Layout annotation data:
____
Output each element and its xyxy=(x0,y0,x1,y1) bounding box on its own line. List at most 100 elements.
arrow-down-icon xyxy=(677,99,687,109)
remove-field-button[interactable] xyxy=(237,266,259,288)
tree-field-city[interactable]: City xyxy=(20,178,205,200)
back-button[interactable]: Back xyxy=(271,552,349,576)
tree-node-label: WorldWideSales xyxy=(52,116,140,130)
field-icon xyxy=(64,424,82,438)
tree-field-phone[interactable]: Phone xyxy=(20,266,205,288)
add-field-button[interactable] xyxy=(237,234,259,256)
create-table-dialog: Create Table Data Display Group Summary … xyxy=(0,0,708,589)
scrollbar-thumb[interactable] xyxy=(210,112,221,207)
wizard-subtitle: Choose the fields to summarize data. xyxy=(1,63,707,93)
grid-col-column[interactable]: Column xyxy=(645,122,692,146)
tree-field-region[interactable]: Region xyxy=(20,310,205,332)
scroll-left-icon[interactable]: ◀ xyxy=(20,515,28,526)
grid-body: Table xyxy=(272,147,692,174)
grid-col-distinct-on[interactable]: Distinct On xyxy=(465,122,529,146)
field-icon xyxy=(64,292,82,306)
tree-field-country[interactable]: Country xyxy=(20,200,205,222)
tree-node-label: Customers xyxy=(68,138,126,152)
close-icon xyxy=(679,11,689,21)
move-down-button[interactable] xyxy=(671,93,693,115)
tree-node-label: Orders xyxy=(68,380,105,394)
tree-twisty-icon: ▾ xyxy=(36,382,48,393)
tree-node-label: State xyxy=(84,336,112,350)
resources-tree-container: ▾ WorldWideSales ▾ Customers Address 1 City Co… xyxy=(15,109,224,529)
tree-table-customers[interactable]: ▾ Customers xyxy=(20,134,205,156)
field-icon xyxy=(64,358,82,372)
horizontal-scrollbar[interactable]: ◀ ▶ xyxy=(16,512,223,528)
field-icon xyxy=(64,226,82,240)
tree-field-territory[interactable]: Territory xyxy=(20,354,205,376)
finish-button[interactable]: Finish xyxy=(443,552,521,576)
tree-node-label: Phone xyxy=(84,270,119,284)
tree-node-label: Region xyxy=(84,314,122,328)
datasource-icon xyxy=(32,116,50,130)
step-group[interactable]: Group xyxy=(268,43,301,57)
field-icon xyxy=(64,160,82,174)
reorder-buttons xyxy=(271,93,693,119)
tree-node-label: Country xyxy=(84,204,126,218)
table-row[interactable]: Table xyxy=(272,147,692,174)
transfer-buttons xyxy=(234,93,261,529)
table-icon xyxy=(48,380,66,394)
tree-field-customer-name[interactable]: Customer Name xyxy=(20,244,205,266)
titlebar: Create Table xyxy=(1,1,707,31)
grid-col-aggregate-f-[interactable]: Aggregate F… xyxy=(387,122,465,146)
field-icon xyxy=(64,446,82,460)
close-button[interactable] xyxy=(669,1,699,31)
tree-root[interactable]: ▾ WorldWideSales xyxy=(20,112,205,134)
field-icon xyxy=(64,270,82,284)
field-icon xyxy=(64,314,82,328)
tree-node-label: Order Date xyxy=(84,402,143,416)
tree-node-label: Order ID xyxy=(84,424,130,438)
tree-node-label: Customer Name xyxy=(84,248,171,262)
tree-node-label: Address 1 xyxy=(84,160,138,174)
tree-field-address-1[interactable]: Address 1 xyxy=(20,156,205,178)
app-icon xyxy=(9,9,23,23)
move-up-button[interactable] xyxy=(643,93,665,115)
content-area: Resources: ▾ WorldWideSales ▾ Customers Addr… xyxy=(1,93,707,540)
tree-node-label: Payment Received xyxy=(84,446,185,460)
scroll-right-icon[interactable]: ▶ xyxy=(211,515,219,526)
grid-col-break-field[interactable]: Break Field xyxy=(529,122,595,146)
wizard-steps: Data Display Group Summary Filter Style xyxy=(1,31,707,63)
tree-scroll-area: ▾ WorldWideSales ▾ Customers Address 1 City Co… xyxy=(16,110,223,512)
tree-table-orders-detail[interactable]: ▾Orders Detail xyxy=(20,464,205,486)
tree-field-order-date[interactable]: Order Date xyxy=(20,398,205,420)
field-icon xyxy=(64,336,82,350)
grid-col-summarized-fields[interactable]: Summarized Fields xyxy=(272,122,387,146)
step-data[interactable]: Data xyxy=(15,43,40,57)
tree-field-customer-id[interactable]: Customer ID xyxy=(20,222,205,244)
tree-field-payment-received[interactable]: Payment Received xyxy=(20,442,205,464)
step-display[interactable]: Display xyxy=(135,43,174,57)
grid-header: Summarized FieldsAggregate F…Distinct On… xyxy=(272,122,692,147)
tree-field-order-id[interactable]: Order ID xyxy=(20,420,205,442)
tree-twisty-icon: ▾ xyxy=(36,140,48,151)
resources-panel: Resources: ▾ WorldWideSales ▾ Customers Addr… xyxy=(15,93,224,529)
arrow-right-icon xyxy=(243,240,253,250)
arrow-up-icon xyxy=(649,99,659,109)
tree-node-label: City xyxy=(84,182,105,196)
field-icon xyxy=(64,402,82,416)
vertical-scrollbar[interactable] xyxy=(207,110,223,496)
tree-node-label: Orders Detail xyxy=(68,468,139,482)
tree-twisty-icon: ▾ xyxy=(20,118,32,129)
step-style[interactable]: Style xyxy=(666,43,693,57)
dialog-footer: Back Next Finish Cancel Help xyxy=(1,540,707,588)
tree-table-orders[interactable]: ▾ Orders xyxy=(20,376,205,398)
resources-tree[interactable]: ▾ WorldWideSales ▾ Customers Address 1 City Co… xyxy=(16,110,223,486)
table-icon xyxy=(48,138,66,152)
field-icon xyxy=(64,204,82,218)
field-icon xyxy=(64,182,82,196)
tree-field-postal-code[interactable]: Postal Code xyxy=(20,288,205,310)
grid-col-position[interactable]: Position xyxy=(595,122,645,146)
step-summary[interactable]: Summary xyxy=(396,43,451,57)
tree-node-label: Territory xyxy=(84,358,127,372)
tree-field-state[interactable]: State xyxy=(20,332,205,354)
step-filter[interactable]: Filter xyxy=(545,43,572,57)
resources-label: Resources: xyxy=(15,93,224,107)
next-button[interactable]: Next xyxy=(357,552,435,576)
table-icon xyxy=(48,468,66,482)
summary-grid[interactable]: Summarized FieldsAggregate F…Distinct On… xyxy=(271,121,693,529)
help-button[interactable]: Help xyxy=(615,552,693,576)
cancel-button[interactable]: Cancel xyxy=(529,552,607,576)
____
▸ Exercise description
Copy the rows word for word, from their first line through the line that contains "create-table-dialog: Create Table", with both ends included.

▸ Answer for this exercise
Output each element and its xyxy=(x0,y0,x1,y1) bounding box on its own line. List at most 100 elements.
arrow-down-icon xyxy=(677,99,687,109)
remove-field-button[interactable] xyxy=(237,266,259,288)
tree-field-city[interactable]: City xyxy=(20,178,205,200)
back-button[interactable]: Back xyxy=(271,552,349,576)
tree-node-label: WorldWideSales xyxy=(52,116,140,130)
field-icon xyxy=(64,424,82,438)
tree-field-phone[interactable]: Phone xyxy=(20,266,205,288)
add-field-button[interactable] xyxy=(237,234,259,256)
create-table-dialog: Create Table Data Display Group Summary … xyxy=(0,0,708,589)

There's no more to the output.